DATA EXTRACT —
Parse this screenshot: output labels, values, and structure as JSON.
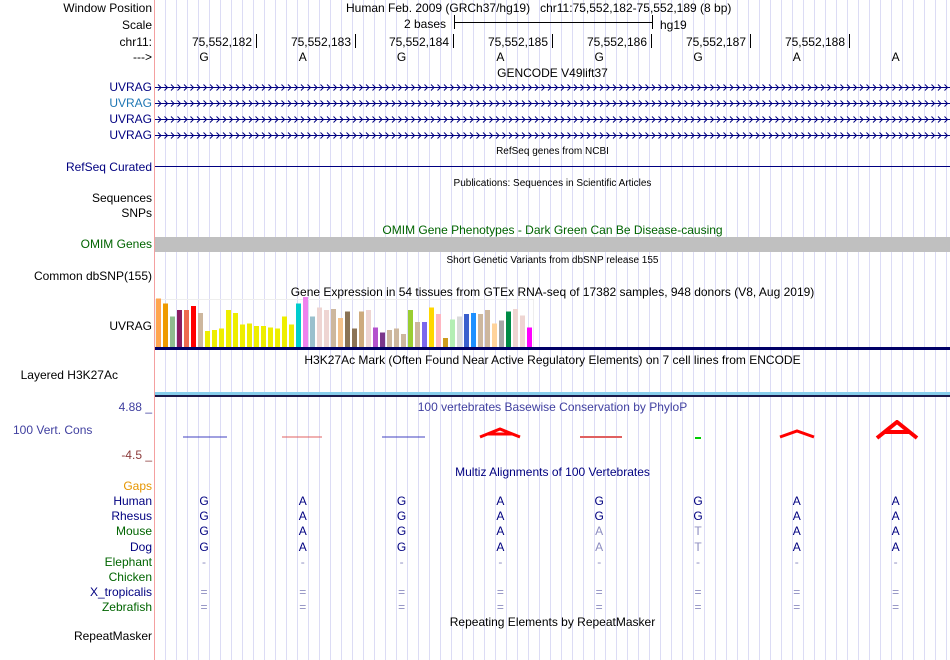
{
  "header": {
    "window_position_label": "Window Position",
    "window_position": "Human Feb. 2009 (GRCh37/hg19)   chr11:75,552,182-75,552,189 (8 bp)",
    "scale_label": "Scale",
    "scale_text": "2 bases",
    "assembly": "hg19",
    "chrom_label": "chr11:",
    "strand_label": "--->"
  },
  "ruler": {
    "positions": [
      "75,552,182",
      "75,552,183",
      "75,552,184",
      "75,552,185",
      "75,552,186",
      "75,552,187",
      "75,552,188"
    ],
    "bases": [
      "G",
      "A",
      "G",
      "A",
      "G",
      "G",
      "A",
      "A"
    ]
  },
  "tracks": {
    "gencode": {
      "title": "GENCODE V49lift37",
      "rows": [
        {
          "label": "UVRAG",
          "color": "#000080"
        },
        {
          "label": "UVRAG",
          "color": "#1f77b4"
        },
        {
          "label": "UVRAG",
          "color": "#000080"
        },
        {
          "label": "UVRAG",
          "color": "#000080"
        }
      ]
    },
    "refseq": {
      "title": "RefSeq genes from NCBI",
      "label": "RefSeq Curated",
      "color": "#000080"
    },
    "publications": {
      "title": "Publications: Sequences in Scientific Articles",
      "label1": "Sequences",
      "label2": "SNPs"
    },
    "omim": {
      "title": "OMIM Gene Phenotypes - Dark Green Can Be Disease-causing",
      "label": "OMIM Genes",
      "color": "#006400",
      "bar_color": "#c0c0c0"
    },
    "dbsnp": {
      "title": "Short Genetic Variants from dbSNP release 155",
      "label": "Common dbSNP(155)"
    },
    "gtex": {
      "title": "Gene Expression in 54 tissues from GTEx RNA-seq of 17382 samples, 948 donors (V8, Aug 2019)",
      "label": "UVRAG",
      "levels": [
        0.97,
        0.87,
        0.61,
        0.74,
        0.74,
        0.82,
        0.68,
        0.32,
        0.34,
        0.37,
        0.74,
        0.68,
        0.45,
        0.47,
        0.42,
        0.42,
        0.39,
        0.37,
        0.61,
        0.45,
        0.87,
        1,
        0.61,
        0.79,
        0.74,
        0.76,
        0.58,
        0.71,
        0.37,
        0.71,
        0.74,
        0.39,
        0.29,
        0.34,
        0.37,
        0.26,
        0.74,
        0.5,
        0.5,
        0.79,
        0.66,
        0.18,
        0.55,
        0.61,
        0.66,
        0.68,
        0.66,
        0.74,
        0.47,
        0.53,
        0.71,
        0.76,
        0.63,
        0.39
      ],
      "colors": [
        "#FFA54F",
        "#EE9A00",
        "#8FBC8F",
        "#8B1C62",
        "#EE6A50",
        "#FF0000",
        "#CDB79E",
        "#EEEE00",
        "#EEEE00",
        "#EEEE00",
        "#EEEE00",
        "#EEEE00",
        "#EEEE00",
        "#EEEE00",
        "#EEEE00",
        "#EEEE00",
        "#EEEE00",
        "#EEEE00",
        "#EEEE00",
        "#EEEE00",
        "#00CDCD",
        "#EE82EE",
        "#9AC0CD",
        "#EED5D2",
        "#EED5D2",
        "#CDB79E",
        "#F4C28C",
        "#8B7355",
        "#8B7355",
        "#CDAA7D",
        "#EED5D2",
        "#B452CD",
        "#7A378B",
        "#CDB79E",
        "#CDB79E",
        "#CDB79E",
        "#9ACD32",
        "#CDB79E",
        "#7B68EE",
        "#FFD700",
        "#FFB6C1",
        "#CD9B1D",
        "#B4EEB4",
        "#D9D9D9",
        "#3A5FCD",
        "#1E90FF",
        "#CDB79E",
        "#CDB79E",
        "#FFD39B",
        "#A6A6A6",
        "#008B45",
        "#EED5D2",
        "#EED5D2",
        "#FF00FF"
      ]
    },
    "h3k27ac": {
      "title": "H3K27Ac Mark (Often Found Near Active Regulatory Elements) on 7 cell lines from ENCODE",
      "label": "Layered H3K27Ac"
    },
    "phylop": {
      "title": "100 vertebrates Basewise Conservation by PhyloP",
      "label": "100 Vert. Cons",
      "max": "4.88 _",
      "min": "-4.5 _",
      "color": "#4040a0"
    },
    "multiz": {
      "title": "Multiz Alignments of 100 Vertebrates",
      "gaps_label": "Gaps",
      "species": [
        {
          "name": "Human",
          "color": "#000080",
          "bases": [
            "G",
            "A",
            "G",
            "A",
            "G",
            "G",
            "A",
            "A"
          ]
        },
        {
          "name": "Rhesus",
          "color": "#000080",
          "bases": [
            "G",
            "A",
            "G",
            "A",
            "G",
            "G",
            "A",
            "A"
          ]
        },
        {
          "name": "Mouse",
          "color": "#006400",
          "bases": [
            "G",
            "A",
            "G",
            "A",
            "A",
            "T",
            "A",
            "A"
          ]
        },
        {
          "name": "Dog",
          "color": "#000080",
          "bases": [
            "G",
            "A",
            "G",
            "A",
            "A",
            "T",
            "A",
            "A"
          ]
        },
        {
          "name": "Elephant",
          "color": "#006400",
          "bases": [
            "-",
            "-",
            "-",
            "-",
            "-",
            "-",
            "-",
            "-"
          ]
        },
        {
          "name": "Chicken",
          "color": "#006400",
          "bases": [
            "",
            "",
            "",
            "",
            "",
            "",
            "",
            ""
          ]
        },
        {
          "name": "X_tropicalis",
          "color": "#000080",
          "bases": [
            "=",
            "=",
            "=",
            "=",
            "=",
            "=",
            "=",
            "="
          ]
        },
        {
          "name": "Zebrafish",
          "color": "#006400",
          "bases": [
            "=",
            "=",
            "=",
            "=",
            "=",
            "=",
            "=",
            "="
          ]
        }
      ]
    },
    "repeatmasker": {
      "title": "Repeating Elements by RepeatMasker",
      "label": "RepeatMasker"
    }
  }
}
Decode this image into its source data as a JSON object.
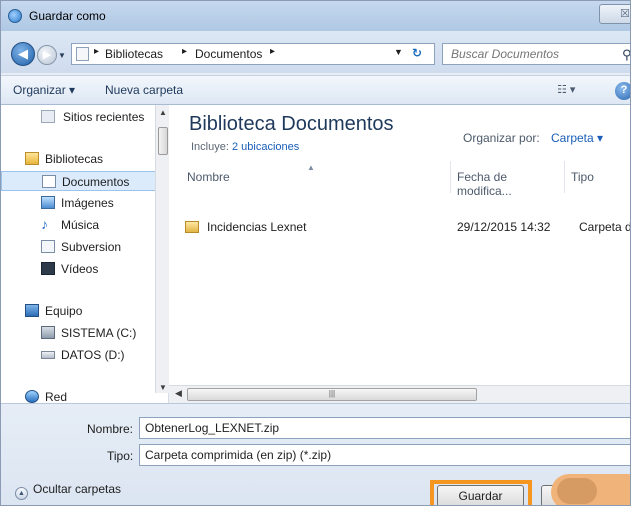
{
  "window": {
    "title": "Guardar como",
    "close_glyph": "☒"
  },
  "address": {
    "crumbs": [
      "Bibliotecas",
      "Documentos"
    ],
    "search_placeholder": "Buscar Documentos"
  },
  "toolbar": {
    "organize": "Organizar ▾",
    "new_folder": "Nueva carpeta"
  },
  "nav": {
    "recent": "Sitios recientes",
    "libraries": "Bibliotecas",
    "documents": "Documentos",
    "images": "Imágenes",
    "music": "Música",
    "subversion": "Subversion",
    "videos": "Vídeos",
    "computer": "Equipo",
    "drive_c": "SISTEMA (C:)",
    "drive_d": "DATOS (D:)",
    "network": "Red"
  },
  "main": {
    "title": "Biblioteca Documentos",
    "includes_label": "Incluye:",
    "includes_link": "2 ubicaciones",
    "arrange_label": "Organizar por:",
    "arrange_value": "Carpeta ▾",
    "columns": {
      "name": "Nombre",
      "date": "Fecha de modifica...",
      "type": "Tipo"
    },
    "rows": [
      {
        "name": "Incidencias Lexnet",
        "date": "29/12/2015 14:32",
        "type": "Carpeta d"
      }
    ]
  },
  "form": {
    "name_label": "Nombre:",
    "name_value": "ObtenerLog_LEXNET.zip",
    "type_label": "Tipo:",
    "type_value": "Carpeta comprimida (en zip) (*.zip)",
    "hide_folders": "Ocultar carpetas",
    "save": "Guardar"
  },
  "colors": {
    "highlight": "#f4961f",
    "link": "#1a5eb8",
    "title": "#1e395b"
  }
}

WHAT THE TASK REQUIRES — Search each line of the data above for "Sequences", and copy the lines where it occurs.

TASK RESULT —
      "title": "Publications: Sequences in Scientific Articles",
      "label1": "Sequences",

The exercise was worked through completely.